Copy all the entries word for word, but omit the pictures.
>>>
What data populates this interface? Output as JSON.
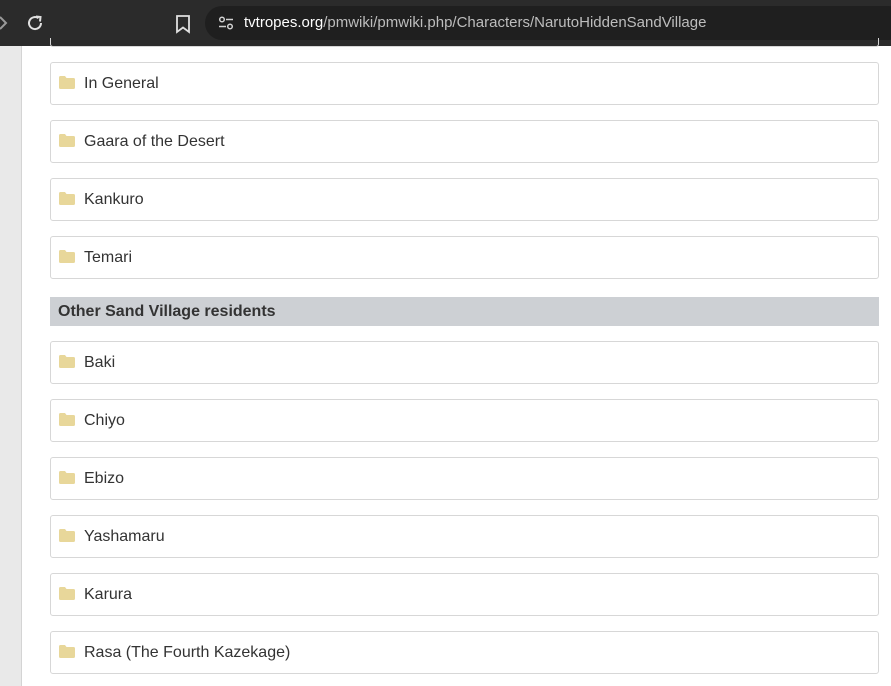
{
  "browser": {
    "url_host": "tvtropes.org",
    "url_path": "/pmwiki/pmwiki.php/Characters/NarutoHiddenSandVillage",
    "icons": [
      "forward-icon",
      "reload-icon",
      "bookmark-icon",
      "site-info-icon"
    ]
  },
  "folders_group_1": [
    {
      "label": "In General"
    },
    {
      "label": "Gaara of the Desert"
    },
    {
      "label": "Kankuro"
    },
    {
      "label": "Temari"
    }
  ],
  "section": {
    "title": "Other Sand Village residents"
  },
  "folders_group_2": [
    {
      "label": "Baki"
    },
    {
      "label": "Chiyo"
    },
    {
      "label": "Ebizo"
    },
    {
      "label": "Yashamaru"
    },
    {
      "label": "Karura"
    },
    {
      "label": "Rasa (The Fourth Kazekage)"
    }
  ],
  "colors": {
    "folder_icon": "#e8d79a",
    "section_bg": "#cdd0d4",
    "browser_bg": "#2b2b2b"
  }
}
<<<
- Response
What data populates this interface? Output as JSON.
{
  "browser": {
    "url_host": "tvtropes.org",
    "url_path": "/pmwiki/pmwiki.php/Characters/NarutoHiddenSandVillage",
    "icons": [
      "forward-icon",
      "reload-icon",
      "bookmark-icon",
      "site-info-icon"
    ]
  },
  "folders_group_1": [
    {
      "label": "In General"
    },
    {
      "label": "Gaara of the Desert"
    },
    {
      "label": "Kankuro"
    },
    {
      "label": "Temari"
    }
  ],
  "section": {
    "title": "Other Sand Village residents"
  },
  "folders_group_2": [
    {
      "label": "Baki"
    },
    {
      "label": "Chiyo"
    },
    {
      "label": "Ebizo"
    },
    {
      "label": "Yashamaru"
    },
    {
      "label": "Karura"
    },
    {
      "label": "Rasa (The Fourth Kazekage)"
    }
  ],
  "colors": {
    "folder_icon": "#e8d79a",
    "section_bg": "#cdd0d4",
    "browser_bg": "#2b2b2b"
  }
}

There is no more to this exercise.